Excerpt from a dataset:
# # # # # # #
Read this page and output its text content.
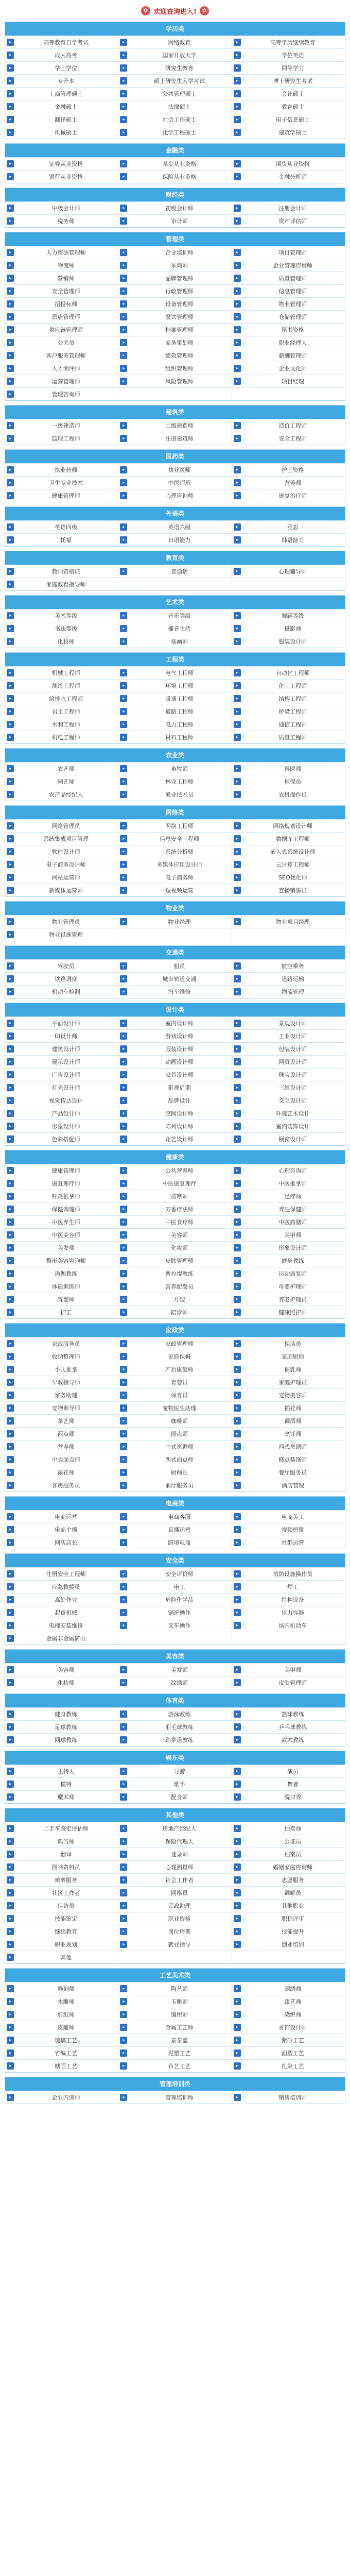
✿ 欢迎查询进入!	✿
学历类
▸	高等教育自学考试	▸	网络教育	▸	高等学历继续教育
▸	成人高考	▸	国家开放大学	▸	学位英语
▸	学士学位	▸	研究生教育	▸	同等学力
▸	专升本	▸	硕士研究生入学考试	▸	博士研究生考试
▸	工商管理硕士	▸	公共管理硕士	▸	会计硕士
▸	金融硕士	▸	法律硕士	▸	教育硕士
▸	翻译硕士	▸	社会工作硕士	▸	电子信息硕士
▸	机械硕士	▸	化学工程硕士	▸	建筑学硕士
金融类
▸	证券从业资格	▸	基金从业资格	▸	期货从业资格
▸	银行从业资格	▸	保险从业资格	▸	金融分析师
财经类
▸	中级会计师	▸	初级会计师	▸	注册会计师
▸	税务师	▸	审计师	▸	资产评估师
管理类
▸	人力资源管理师	▸	企业培训师	▸	项目管理师
▸	物流师	▸	采购师	▸	企业管理咨询师
▸	营销师	▸	品牌管理师	▸	质量管理师
▸	安全管理师	▸	行政管理师	▸	信息管理师
▸	招投标师	▸	设备管理师	▸	物业管理师
▸	酒店管理师	▸	餐饮管理师	▸	仓储管理师
▸	供应链管理师	▸	档案管理师	▸	秘书资格
▸	公关员	▸	商务策划师	▸	职业经理人
▸	客户服务管理师	▸	绩效管理师	▸	薪酬管理师
▸	人才测评师	▸	组织管理师	▸	企业文化师
▸	运营管理师	▸	风险管理师	▸	项目经理
▸	管理咨询师
建筑类
▸	一级建造师	▸	二级建造师	▸	造价工程师
▸	监理工程师	▸	注册建筑师	▸	安全工程师
医药类
▸	执业药师	▸	执业医师	▸	护士资格
▸	卫生专业技术	▸	中医师承	▸	营养师
▸	健康管理师	▸	心理咨询师	▸	康复治疗师
外语类
▸	英语四级	▸	英语六级	▸	雅思
▸	托福	▸	日语能力	▸	韩语能力
教育类
▸	教师资格证	▸	普通话	▸	心理辅导师
▸	家庭教育指导师
艺术类
▸	美术等级	▸	音乐等级	▸	舞蹈等级
▸	书法等级	▸	播音主持	▸	摄影师
▸	化妆师	▸	插画师	▸	服装设计师
工程类
▸	机械工程师	▸	电气工程师	▸	自动化工程师
▸	测绘工程师	▸	环境工程师	▸	化工工程师
▸	给排水工程师	▸	暖通工程师	▸	结构工程师
▸	岩土工程师	▸	道路工程师	▸	桥梁工程师
▸	水利工程师	▸	电力工程师	▸	通信工程师
▸	机电工程师	▸	材料工程师	▸	质量工程师
农业类
▸	农艺师	▸	畜牧师	▸	兽医师
▸	园艺师	▸	林业工程师	▸	植保员
▸	农产品经纪人	▸	渔业技术员	▸	农机操作员
网络类
▸	网络管理员	▸	网络工程师	▸	网络规划设计师
▸	系统集成项目管理	▸	信息安全工程师	▸	数据库工程师
▸	软件设计师	▸	系统分析师	▸	嵌入式系统设计师
▸	电子商务设计师	▸	多媒体应用设计师	▸	云计算工程师
▸	网站运营师	▸	电子商务师	▸	SEO优化师
▸	新媒体运营师	▸	短视频运营	▸	直播销售员
物业类
▸	物业管理员	▸	物业经理	▸	物业项目经理
▸	物业设施管理
交通类
▸	驾驶员	▸	船员	▸	航空乘务
▸	铁路调度	▸	城市轨道交通	▸	道路运输
▸	机动车检测	▸	汽车维修	▸	物流管理
设计类
▸	平面设计师	▸	室内设计师	▸	景观设计师
▸	UI设计师	▸	游戏设计师	▸	工业设计师
▸	建筑设计师	▸	服装设计师	▸	包装设计师
▸	展示设计师	▸	动画设计师	▸	网页设计师
▸	广告设计师	▸	家具设计师	▸	珠宝设计师
▸	灯光设计师	▸	影视后期	▸	三维设计师
▸	视觉传达设计	▸	品牌设计	▸	交互设计师
▸	产品设计师	▸	空间设计师	▸	环境艺术设计
▸	形象设计师	▸	陈列设计师	▸	室内装饰设计
▸	色彩搭配师	▸	花艺设计师	▸	橱窗设计师
健康类
▸	健康管理师	▸	公共营养师	▸	心理咨询师
▸	康复理疗师	▸	中医康复理疗	▸	中医推拿师
▸	针灸推拿师	▸	按摩师	▸	足疗师
▸	保健调理师	▸	芳香疗法师	▸	养生保健师
▸	中医养生师	▸	中医食疗师	▸	中医药膳师
▸	中医美容师	▸	美容师	▸	美甲师
▸	美发师	▸	化妆师	▸	形象设计师
▸	整形美容咨询师	▸	皮肤管理师	▸	健身教练
▸	瑜伽教练	▸	普拉提教练	▸	运动康复师
▸	体能训练师	▸	营养配餐员	▸	母婴护理师
▸	育婴师	▸	月嫂	▸	养老护理员
▸	护工	▸	陪诊师	▸	健康照护师
家政类
▸	家政服务员	▸	家政管理师	▸	保洁员
▸	收纳整理师	▸	家庭保姆	▸	家庭厨师
▸	小儿推拿	▸	产后康复师	▸	催乳师
▸	早教指导师	▸	育婴员	▸	家庭护理员
▸	家务助理	▸	保育员	▸	宠物美容师
▸	宠物训导师	▸	宠物医生助理	▸	插花师
▸	茶艺师	▸	咖啡师	▸	调酒师
▸	西点师	▸	面点师	▸	烹饪师
▸	营养师	▸	中式烹调师	▸	西式烹调师
▸	中式面点师	▸	西式面点师	▸	糕点装饰师
▸	裱花师	▸	厨师长	▸	餐厅服务员
▸	客房服务员	▸	前厅服务员	▸	酒店管理
电商类
▸	电商运营	▸	电商客服	▸	电商美工
▸	电商主播	▸	直播运营	▸	视频剪辑
▸	网店店长	▸	跨境电商	▸	社群运营
安全类
▸	注册安全工程师	▸	安全评价师	▸	消防设施操作员
▸	应急救援员	▸	电工	▸	焊工
▸	高处作业	▸	危险化学品	▸	特种设备
▸	起重机械	▸	锅炉操作	▸	压力容器
▸	电梯安装维修	▸	叉车操作	▸	场内机动车
▸	金属非金属矿山
美容类
▸	美容师	▸	美发师	▸	美甲师
▸	化妆师	▸	纹绣师	▸	皮肤管理师
体育类
▸	健身教练	▸	游泳教练	▸	篮球教练
▸	足球教练	▸	羽毛球教练	▸	乒乓球教练
▸	网球教练	▸	跆拳道教练	▸	武术教练
娱乐类
▸	主持人	▸	导游	▸	演员
▸	模特	▸	歌手	▸	舞者
▸	魔术师	▸	配音师	▸	脱口秀
其他类
▸	二手车鉴定评估师	▸	房地产经纪人	▸	拍卖师
▸	典当师	▸	保险代理人	▸	公证员
▸	翻译	▸	速录师	▸	档案员
▸	图书资料员	▸	心理测量师	▸	婚姻家庭咨询师
▸	殡葬服务	▸	社会工作者	▸	志愿服务
▸	社区工作者	▸	网格员	▸	调解员
▸	信访员	▸	民政助理	▸	其他职业
▸	技能鉴定	▸	职业资格	▸	职称评审
▸	继续教育	▸	岗位培训	▸	技能提升
▸	职业规划	▸	就业指导	▸	创业培训
▸	其他
工艺美术类
▸	雕刻师	▸	陶艺师	▸	刺绣师
▸	木雕师	▸	玉雕师	▸	漆艺师
▸	剪纸师	▸	编织师	▸	染织师
▸	皮雕师	▸	金属工艺师	▸	首饰设计师
▸	琉璃工艺	▸	景泰蓝	▸	紫砂工艺
▸	竹编工艺	▸	泥塑工艺	▸	面塑工艺
▸	糖画工艺	▸	布艺工艺	▸	扎染工艺
管理培训类
▸	企业内训师	▸	管理培训师	▸	销售培训师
# # # # # # #
Quote every line word for word and keep the images out of the copy.

Read this page and output its text content.
✿ 欢迎查询进入!	✿
学历类
▸	高等教育自学考试	▸	网络教育	▸	高等学历继续教育
▸	成人高考	▸	国家开放大学	▸	学位英语
▸	学士学位	▸	研究生教育	▸	同等学力
▸	专升本	▸	硕士研究生入学考试	▸	博士研究生考试
▸	工商管理硕士	▸	公共管理硕士	▸	会计硕士
▸	金融硕士	▸	法律硕士	▸	教育硕士
▸	翻译硕士	▸	社会工作硕士	▸	电子信息硕士
▸	机械硕士	▸	化学工程硕士	▸	建筑学硕士
金融类
▸	证券从业资格	▸	基金从业资格	▸	期货从业资格
▸	银行从业资格	▸	保险从业资格	▸	金融分析师
财经类
▸	中级会计师	▸	初级会计师	▸	注册会计师
▸	税务师	▸	审计师	▸	资产评估师
管理类
▸	人力资源管理师	▸	企业培训师	▸	项目管理师
▸	物流师	▸	采购师	▸	企业管理咨询师
▸	营销师	▸	品牌管理师	▸	质量管理师
▸	安全管理师	▸	行政管理师	▸	信息管理师
▸	招投标师	▸	设备管理师	▸	物业管理师
▸	酒店管理师	▸	餐饮管理师	▸	仓储管理师
▸	供应链管理师	▸	档案管理师	▸	秘书资格
▸	公关员	▸	商务策划师	▸	职业经理人
▸	客户服务管理师	▸	绩效管理师	▸	薪酬管理师
▸	人才测评师	▸	组织管理师	▸	企业文化师
▸	运营管理师	▸	风险管理师	▸	项目经理
▸	管理咨询师
建筑类
▸	一级建造师	▸	二级建造师	▸	造价工程师
▸	监理工程师	▸	注册建筑师	▸	安全工程师
医药类
▸	执业药师	▸	执业医师	▸	护士资格
▸	卫生专业技术	▸	中医师承	▸	营养师
▸	健康管理师	▸	心理咨询师	▸	康复治疗师
外语类
▸	英语四级	▸	英语六级	▸	雅思
▸	托福	▸	日语能力	▸	韩语能力
教育类
▸	教师资格证	▸	普通话	▸	心理辅导师
▸	家庭教育指导师
艺术类
▸	美术等级	▸	音乐等级	▸	舞蹈等级
▸	书法等级	▸	播音主持	▸	摄影师
▸	化妆师	▸	插画师	▸	服装设计师
工程类
▸	机械工程师	▸	电气工程师	▸	自动化工程师
▸	测绘工程师	▸	环境工程师	▸	化工工程师
▸	给排水工程师	▸	暖通工程师	▸	结构工程师
▸	岩土工程师	▸	道路工程师	▸	桥梁工程师
▸	水利工程师	▸	电力工程师	▸	通信工程师
▸	机电工程师	▸	材料工程师	▸	质量工程师
农业类
▸	农艺师	▸	畜牧师	▸	兽医师
▸	园艺师	▸	林业工程师	▸	植保员
▸	农产品经纪人	▸	渔业技术员	▸	农机操作员
网络类
▸	网络管理员	▸	网络工程师	▸	网络规划设计师
▸	系统集成项目管理	▸	信息安全工程师	▸	数据库工程师
▸	软件设计师	▸	系统分析师	▸	嵌入式系统设计师
▸	电子商务设计师	▸	多媒体应用设计师	▸	云计算工程师
▸	网站运营师	▸	电子商务师	▸	SEO优化师
▸	新媒体运营师	▸	短视频运营	▸	直播销售员
物业类
▸	物业管理员	▸	物业经理	▸	物业项目经理
▸	物业设施管理
交通类
▸	驾驶员	▸	船员	▸	航空乘务
▸	铁路调度	▸	城市轨道交通	▸	道路运输
▸	机动车检测	▸	汽车维修	▸	物流管理
设计类
▸	平面设计师	▸	室内设计师	▸	景观设计师
▸	UI设计师	▸	游戏设计师	▸	工业设计师
▸	建筑设计师	▸	服装设计师	▸	包装设计师
▸	展示设计师	▸	动画设计师	▸	网页设计师
▸	广告设计师	▸	家具设计师	▸	珠宝设计师
▸	灯光设计师	▸	影视后期	▸	三维设计师
▸	视觉传达设计	▸	品牌设计	▸	交互设计师
▸	产品设计师	▸	空间设计师	▸	环境艺术设计
▸	形象设计师	▸	陈列设计师	▸	室内装饰设计
▸	色彩搭配师	▸	花艺设计师	▸	橱窗设计师
健康类
▸	健康管理师	▸	公共营养师	▸	心理咨询师
▸	康复理疗师	▸	中医康复理疗	▸	中医推拿师
▸	针灸推拿师	▸	按摩师	▸	足疗师
▸	保健调理师	▸	芳香疗法师	▸	养生保健师
▸	中医养生师	▸	中医食疗师	▸	中医药膳师
▸	中医美容师	▸	美容师	▸	美甲师
▸	美发师	▸	化妆师	▸	形象设计师
▸	整形美容咨询师	▸	皮肤管理师	▸	健身教练
▸	瑜伽教练	▸	普拉提教练	▸	运动康复师
▸	体能训练师	▸	营养配餐员	▸	母婴护理师
▸	育婴师	▸	月嫂	▸	养老护理员
▸	护工	▸	陪诊师	▸	健康照护师
家政类
▸	家政服务员	▸	家政管理师	▸	保洁员
▸	收纳整理师	▸	家庭保姆	▸	家庭厨师
▸	小儿推拿	▸	产后康复师	▸	催乳师
▸	早教指导师	▸	育婴员	▸	家庭护理员
▸	家务助理	▸	保育员	▸	宠物美容师
▸	宠物训导师	▸	宠物医生助理	▸	插花师
▸	茶艺师	▸	咖啡师	▸	调酒师
▸	西点师	▸	面点师	▸	烹饪师
▸	营养师	▸	中式烹调师	▸	西式烹调师
▸	中式面点师	▸	西式面点师	▸	糕点装饰师
▸	裱花师	▸	厨师长	▸	餐厅服务员
▸	客房服务员	▸	前厅服务员	▸	酒店管理
电商类
▸	电商运营	▸	电商客服	▸	电商美工
▸	电商主播	▸	直播运营	▸	视频剪辑
▸	网店店长	▸	跨境电商	▸	社群运营
安全类
▸	注册安全工程师	▸	安全评价师	▸	消防设施操作员
▸	应急救援员	▸	电工	▸	焊工
▸	高处作业	▸	危险化学品	▸	特种设备
▸	起重机械	▸	锅炉操作	▸	压力容器
▸	电梯安装维修	▸	叉车操作	▸	场内机动车
▸	金属非金属矿山
美容类
▸	美容师	▸	美发师	▸	美甲师
▸	化妆师	▸	纹绣师	▸	皮肤管理师
体育类
▸	健身教练	▸	游泳教练	▸	篮球教练
▸	足球教练	▸	羽毛球教练	▸	乒乓球教练
▸	网球教练	▸	跆拳道教练	▸	武术教练
娱乐类
▸	主持人	▸	导游	▸	演员
▸	模特	▸	歌手	▸	舞者
▸	魔术师	▸	配音师	▸	脱口秀
其他类
▸	二手车鉴定评估师	▸	房地产经纪人	▸	拍卖师
▸	典当师	▸	保险代理人	▸	公证员
▸	翻译	▸	速录师	▸	档案员
▸	图书资料员	▸	心理测量师	▸	婚姻家庭咨询师
▸	殡葬服务	▸	社会工作者	▸	志愿服务
▸	社区工作者	▸	网格员	▸	调解员
▸	信访员	▸	民政助理	▸	其他职业
▸	技能鉴定	▸	职业资格	▸	职称评审
▸	继续教育	▸	岗位培训	▸	技能提升
▸	职业规划	▸	就业指导	▸	创业培训
▸	其他
工艺美术类
▸	雕刻师	▸	陶艺师	▸	刺绣师
▸	木雕师	▸	玉雕师	▸	漆艺师
▸	剪纸师	▸	编织师	▸	染织师
▸	皮雕师	▸	金属工艺师	▸	首饰设计师
▸	琉璃工艺	▸	景泰蓝	▸	紫砂工艺
▸	竹编工艺	▸	泥塑工艺	▸	面塑工艺
▸	糖画工艺	▸	布艺工艺	▸	扎染工艺
管理培训类
▸	企业内训师	▸	管理培训师	▸	销售培训师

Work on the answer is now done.